What to do
Reproduce each line that includes the word "Detected".

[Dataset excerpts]
========

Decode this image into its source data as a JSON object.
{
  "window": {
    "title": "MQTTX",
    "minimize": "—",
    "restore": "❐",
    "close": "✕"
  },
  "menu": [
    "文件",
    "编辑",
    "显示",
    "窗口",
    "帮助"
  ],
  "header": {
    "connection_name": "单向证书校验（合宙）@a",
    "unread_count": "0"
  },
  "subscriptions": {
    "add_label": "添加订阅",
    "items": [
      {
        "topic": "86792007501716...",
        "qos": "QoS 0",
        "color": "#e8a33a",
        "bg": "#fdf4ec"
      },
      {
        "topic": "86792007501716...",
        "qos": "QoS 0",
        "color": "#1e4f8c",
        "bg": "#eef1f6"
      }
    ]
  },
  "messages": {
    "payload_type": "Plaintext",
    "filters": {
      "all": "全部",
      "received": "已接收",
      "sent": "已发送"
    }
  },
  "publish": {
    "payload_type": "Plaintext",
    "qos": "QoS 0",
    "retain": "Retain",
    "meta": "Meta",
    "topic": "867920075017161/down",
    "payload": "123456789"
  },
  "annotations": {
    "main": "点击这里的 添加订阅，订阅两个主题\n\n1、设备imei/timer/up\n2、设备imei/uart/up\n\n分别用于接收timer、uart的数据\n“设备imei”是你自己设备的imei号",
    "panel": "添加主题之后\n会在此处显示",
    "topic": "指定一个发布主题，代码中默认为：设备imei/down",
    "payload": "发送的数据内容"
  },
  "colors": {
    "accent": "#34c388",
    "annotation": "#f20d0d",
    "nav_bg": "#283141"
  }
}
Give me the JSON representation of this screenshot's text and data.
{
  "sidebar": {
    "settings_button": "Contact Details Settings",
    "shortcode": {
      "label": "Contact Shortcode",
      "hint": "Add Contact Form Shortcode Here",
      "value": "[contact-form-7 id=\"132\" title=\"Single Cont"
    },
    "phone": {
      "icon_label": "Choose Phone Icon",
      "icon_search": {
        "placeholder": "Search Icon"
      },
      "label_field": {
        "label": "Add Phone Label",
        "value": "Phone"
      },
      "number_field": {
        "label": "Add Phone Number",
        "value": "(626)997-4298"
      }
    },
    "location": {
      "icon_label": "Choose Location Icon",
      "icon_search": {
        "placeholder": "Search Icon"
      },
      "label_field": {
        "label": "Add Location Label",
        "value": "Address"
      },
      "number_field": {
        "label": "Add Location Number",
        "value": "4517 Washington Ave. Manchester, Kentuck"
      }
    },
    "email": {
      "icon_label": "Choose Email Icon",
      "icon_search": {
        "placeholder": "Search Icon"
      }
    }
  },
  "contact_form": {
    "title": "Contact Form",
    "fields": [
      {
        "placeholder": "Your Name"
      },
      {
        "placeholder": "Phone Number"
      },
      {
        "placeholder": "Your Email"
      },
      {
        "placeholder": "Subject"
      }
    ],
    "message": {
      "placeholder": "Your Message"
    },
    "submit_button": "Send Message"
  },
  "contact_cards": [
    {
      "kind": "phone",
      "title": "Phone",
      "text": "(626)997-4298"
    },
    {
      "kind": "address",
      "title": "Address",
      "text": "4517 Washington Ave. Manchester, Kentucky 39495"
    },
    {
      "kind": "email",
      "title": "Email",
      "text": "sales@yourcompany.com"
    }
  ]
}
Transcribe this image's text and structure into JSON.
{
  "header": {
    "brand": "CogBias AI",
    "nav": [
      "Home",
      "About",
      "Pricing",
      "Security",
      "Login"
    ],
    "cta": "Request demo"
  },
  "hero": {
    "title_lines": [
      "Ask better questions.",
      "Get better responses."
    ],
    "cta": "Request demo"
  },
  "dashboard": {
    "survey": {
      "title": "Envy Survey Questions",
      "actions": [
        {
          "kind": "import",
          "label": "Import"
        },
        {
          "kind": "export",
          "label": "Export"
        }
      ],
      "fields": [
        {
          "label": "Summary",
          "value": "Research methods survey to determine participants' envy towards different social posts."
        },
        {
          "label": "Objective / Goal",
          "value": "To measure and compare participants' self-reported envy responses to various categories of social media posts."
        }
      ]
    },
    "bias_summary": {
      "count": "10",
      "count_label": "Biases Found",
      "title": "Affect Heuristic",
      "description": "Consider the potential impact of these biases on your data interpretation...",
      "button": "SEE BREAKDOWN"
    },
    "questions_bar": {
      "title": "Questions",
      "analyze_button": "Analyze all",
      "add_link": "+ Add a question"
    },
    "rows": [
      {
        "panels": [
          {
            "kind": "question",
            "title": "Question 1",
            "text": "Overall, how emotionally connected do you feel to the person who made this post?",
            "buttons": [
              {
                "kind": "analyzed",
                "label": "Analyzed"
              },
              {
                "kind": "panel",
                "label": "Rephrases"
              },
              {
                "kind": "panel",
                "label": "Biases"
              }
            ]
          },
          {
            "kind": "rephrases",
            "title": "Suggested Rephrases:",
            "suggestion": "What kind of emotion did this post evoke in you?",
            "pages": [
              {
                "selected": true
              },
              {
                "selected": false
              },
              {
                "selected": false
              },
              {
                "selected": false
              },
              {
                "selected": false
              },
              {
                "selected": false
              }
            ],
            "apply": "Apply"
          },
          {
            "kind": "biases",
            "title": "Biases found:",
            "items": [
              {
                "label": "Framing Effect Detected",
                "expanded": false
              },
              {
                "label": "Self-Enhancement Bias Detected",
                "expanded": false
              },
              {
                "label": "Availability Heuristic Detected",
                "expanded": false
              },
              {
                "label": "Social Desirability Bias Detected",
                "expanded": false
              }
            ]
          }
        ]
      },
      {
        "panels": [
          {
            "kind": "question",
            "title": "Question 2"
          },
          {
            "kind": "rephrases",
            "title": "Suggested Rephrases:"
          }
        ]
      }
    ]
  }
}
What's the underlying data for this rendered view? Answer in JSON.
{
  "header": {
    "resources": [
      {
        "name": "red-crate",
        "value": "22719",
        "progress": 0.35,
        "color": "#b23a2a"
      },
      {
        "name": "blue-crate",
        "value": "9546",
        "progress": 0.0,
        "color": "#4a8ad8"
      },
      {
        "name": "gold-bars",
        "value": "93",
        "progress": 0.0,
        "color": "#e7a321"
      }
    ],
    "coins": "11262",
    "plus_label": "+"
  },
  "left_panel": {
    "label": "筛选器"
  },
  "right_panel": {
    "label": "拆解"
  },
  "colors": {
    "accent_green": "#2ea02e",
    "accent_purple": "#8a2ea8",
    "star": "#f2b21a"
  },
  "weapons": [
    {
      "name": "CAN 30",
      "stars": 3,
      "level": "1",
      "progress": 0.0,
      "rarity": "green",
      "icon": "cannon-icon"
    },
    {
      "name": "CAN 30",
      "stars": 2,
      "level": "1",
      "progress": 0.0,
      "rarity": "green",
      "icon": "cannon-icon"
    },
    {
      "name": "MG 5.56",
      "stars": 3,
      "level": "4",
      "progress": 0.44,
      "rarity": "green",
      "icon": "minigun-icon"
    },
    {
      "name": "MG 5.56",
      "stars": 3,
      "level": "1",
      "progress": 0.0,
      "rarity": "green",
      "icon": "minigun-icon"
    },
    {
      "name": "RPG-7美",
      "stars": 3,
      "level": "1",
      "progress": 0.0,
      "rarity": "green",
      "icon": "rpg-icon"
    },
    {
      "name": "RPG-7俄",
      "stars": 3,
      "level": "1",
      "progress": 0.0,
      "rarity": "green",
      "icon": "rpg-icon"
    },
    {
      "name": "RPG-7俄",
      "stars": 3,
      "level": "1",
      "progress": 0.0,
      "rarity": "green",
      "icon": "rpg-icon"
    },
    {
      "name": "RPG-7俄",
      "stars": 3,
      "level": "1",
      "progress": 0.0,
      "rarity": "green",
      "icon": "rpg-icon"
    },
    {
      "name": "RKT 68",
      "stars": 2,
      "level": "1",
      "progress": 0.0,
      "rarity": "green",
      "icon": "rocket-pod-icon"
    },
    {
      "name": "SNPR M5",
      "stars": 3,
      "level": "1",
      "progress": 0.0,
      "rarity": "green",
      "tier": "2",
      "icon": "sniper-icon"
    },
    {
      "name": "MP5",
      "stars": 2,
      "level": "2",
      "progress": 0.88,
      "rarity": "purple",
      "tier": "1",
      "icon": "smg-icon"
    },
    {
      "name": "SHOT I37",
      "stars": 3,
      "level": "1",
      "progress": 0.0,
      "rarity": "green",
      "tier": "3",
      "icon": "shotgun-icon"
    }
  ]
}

========

Result of the task
                "label": "Framing Effect Detected",
                "label": "Self-Enhancement Bias Detected",
                "label": "Availability Heuristic Detected",
                "label": "Social Desirability Bias Detected",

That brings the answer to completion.